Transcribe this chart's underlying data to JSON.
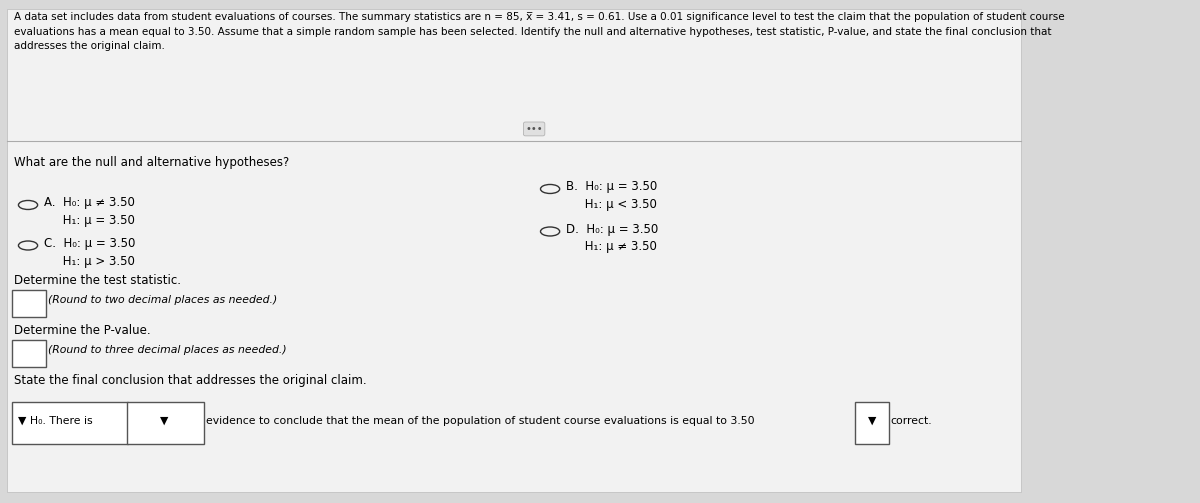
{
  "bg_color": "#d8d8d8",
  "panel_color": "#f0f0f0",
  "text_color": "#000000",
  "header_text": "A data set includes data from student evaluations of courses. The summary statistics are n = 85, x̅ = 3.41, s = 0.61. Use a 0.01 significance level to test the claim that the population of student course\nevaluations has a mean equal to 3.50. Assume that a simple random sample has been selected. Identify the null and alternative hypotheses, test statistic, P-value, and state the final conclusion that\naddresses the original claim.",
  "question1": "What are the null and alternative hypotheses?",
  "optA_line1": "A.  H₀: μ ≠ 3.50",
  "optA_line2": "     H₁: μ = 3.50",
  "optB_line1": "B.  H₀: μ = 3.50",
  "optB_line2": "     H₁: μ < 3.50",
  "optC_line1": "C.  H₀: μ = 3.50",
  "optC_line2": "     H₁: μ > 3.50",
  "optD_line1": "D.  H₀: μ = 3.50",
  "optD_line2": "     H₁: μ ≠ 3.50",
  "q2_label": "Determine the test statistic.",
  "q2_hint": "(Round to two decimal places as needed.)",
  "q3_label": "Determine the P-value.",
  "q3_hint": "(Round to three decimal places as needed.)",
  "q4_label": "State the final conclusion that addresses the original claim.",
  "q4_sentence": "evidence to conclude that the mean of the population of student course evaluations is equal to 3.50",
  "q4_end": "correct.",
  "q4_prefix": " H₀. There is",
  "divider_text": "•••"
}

• [TASK TO CARRY OUT]: Set down every entry word for word, but omit the pictures.

• [ANSWER FOR THE TASK]:
Transcribe this chart's underlying data to JSON.
{
  "bg_color": "#d8d8d8",
  "panel_color": "#f0f0f0",
  "text_color": "#000000",
  "header_text": "A data set includes data from student evaluations of courses. The summary statistics are n = 85, x̅ = 3.41, s = 0.61. Use a 0.01 significance level to test the claim that the population of student course\nevaluations has a mean equal to 3.50. Assume that a simple random sample has been selected. Identify the null and alternative hypotheses, test statistic, P-value, and state the final conclusion that\naddresses the original claim.",
  "question1": "What are the null and alternative hypotheses?",
  "optA_line1": "A.  H₀: μ ≠ 3.50",
  "optA_line2": "     H₁: μ = 3.50",
  "optB_line1": "B.  H₀: μ = 3.50",
  "optB_line2": "     H₁: μ < 3.50",
  "optC_line1": "C.  H₀: μ = 3.50",
  "optC_line2": "     H₁: μ > 3.50",
  "optD_line1": "D.  H₀: μ = 3.50",
  "optD_line2": "     H₁: μ ≠ 3.50",
  "q2_label": "Determine the test statistic.",
  "q2_hint": "(Round to two decimal places as needed.)",
  "q3_label": "Determine the P-value.",
  "q3_hint": "(Round to three decimal places as needed.)",
  "q4_label": "State the final conclusion that addresses the original claim.",
  "q4_sentence": "evidence to conclude that the mean of the population of student course evaluations is equal to 3.50",
  "q4_end": "correct.",
  "q4_prefix": " H₀. There is",
  "divider_text": "•••"
}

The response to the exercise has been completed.